- SET TASK:
Select from the data all lines with the word "China".

- STORED ROWS:
§ §

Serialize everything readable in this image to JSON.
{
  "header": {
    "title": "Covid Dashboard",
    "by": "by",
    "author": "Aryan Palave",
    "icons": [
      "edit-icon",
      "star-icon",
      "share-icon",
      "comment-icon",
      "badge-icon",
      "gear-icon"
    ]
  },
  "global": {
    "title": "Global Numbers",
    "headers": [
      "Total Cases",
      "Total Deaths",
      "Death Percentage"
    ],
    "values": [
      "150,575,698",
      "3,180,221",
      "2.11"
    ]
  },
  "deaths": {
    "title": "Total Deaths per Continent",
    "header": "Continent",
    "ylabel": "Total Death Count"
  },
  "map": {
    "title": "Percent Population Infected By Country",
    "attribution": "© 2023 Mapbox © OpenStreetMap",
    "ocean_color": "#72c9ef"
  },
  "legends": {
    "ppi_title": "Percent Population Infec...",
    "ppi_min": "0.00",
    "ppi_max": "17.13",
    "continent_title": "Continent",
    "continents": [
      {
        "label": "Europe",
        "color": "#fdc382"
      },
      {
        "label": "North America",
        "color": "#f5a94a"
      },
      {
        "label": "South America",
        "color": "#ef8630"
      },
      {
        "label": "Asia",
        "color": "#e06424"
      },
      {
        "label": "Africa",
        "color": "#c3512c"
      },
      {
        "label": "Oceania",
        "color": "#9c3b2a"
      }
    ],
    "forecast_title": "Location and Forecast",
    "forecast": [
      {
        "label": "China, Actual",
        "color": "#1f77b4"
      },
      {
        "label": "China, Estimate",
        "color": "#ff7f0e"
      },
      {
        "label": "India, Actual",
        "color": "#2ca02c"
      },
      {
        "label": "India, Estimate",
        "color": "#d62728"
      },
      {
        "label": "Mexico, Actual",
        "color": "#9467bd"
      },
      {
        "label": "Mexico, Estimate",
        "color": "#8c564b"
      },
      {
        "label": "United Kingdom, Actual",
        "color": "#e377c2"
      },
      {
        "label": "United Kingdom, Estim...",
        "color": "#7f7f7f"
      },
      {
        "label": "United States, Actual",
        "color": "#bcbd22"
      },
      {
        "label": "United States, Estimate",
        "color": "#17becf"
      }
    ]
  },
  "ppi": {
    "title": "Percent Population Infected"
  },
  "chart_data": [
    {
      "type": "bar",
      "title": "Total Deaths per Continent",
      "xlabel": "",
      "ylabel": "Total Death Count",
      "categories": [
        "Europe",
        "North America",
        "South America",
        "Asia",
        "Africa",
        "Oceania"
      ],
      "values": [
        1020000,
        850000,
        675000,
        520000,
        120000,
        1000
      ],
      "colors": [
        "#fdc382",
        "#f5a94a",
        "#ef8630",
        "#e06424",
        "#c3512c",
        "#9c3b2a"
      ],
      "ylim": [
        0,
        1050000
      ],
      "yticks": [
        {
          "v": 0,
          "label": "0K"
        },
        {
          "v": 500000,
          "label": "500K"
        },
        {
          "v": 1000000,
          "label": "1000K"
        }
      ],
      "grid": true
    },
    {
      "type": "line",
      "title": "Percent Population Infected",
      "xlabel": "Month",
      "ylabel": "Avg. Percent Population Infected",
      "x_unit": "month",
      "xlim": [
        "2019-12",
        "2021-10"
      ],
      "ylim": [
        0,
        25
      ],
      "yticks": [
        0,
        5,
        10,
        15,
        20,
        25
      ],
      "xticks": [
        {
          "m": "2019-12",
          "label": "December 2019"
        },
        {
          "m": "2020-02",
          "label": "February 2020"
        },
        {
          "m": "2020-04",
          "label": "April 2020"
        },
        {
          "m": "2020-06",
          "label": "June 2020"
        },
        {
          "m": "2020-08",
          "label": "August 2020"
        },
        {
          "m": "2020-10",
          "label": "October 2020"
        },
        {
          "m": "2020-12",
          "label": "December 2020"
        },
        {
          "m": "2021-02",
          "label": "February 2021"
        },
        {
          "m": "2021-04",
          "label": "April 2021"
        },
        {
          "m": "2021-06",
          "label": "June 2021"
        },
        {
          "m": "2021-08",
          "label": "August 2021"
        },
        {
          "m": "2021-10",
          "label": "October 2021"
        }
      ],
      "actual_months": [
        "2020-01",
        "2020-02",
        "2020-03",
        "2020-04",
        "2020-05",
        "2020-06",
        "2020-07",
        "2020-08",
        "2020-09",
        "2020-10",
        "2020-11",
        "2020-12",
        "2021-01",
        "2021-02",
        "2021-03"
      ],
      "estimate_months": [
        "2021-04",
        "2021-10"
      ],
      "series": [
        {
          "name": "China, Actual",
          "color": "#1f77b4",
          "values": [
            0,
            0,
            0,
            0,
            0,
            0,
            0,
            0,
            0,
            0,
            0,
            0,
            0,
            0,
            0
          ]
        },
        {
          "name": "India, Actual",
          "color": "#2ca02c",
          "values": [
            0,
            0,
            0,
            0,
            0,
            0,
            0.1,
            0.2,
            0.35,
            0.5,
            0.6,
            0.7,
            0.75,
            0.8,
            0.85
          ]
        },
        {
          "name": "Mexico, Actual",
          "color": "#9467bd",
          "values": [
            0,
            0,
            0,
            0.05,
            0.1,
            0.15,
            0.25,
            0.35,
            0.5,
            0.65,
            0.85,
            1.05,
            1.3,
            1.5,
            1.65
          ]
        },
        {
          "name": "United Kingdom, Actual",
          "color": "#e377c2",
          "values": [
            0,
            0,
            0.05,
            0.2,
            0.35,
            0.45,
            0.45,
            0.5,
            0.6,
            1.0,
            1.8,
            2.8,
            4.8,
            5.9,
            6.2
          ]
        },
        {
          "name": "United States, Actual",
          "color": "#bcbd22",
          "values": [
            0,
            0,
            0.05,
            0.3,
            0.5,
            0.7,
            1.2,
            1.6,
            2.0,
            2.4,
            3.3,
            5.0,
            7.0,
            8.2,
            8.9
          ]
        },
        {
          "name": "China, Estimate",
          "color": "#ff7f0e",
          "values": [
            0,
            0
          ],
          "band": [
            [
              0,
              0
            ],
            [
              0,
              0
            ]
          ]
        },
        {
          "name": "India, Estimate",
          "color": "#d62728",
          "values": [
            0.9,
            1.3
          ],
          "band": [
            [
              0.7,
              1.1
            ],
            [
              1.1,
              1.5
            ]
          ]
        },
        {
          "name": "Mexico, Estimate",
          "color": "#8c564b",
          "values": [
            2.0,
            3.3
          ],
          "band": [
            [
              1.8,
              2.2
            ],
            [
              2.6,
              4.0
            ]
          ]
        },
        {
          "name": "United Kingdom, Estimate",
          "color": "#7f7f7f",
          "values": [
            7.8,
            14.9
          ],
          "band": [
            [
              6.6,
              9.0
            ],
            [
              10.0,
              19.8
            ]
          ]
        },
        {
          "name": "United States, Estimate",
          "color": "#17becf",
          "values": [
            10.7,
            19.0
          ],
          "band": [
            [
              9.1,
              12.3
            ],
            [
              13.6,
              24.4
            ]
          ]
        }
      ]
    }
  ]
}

§ §

- SOLUTION FOR THIS PROBLEM:
        "label": "China, Actual",
        "label": "China, Estimate",
          "name": "China, Actual",
          "name": "China, Estimate",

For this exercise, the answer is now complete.